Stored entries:
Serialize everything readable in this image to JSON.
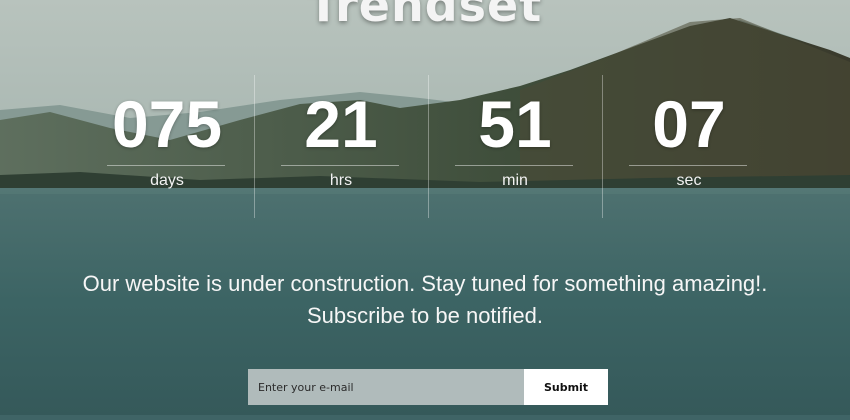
{
  "brand": {
    "title": "Trendset"
  },
  "countdown": {
    "units": [
      {
        "value": "075",
        "label": "days"
      },
      {
        "value": "21",
        "label": "hrs"
      },
      {
        "value": "51",
        "label": "min"
      },
      {
        "value": "07",
        "label": "sec"
      }
    ]
  },
  "message": {
    "line1": "Our website is under construction. Stay tuned for something amazing!.",
    "line2": "Subscribe to be notified."
  },
  "subscribe": {
    "placeholder": "Enter your e-mail",
    "button_label": "Submit"
  },
  "colors": {
    "sky_top": "#9aa9a3",
    "mountain_dark": "#3b4a36",
    "water": "#3c6565",
    "text": "#ffffff"
  }
}
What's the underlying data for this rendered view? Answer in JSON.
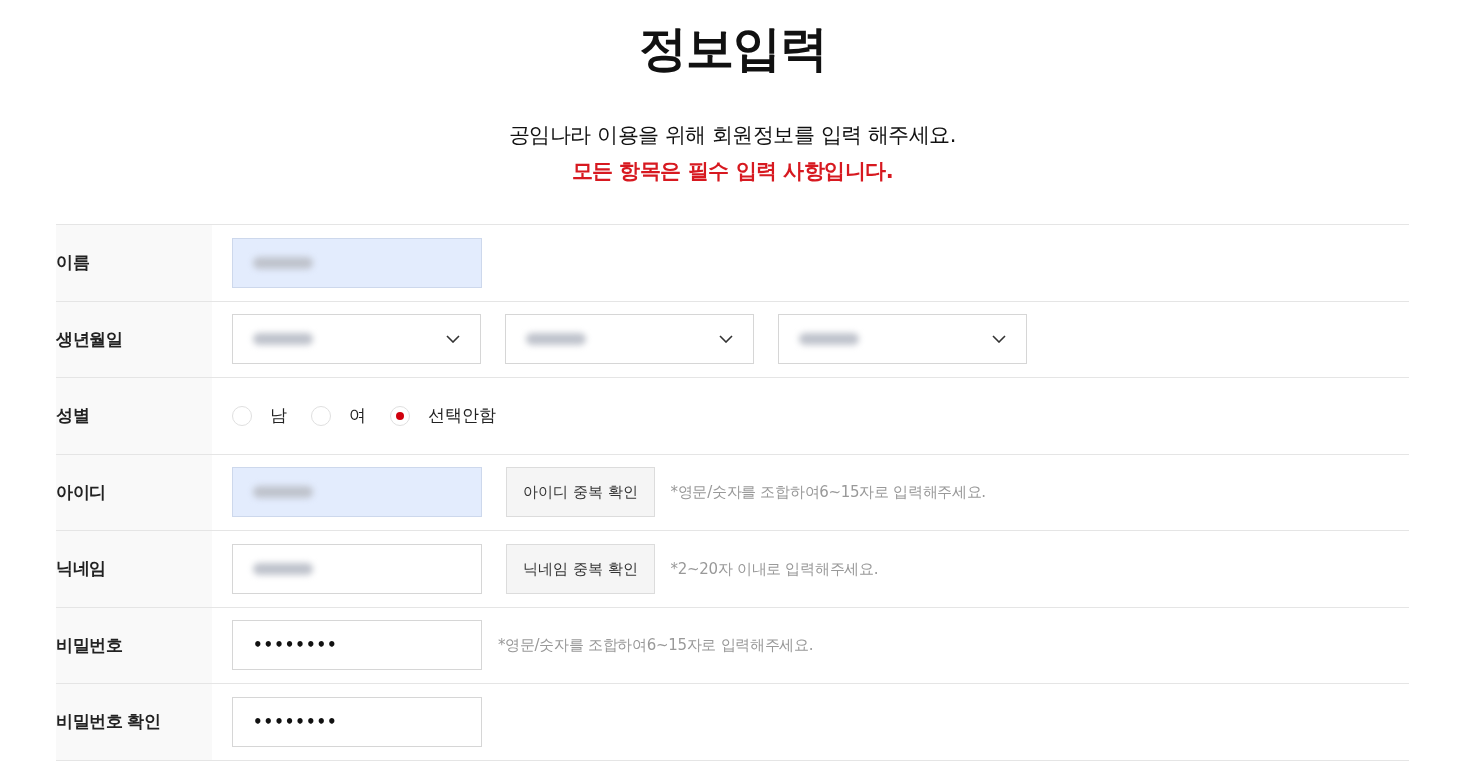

Short problem:
Write out the material above once more, exactly as it reads, with no pictures.

Expected output:
Serialize everything readable in this image to JSON.
{
  "brand": {
    "title": "Trendset"
  },
  "countdown": {
    "units": [
      {
        "value": "075",
        "label": "days"
      },
      {
        "value": "21",
        "label": "hrs"
      },
      {
        "value": "51",
        "label": "min"
      },
      {
        "value": "07",
        "label": "sec"
      }
    ]
  },
  "message": {
    "line1": "Our website is under construction. Stay tuned for something amazing!.",
    "line2": "Subscribe to be notified."
  },
  "subscribe": {
    "placeholder": "Enter your e-mail",
    "button_label": "Submit"
  },
  "colors": {
    "sky_top": "#9aa9a3",
    "mountain_dark": "#3b4a36",
    "water": "#3c6565",
    "text": "#ffffff"
  }
}
What's the underlying data for this rendered view? Answer in JSON.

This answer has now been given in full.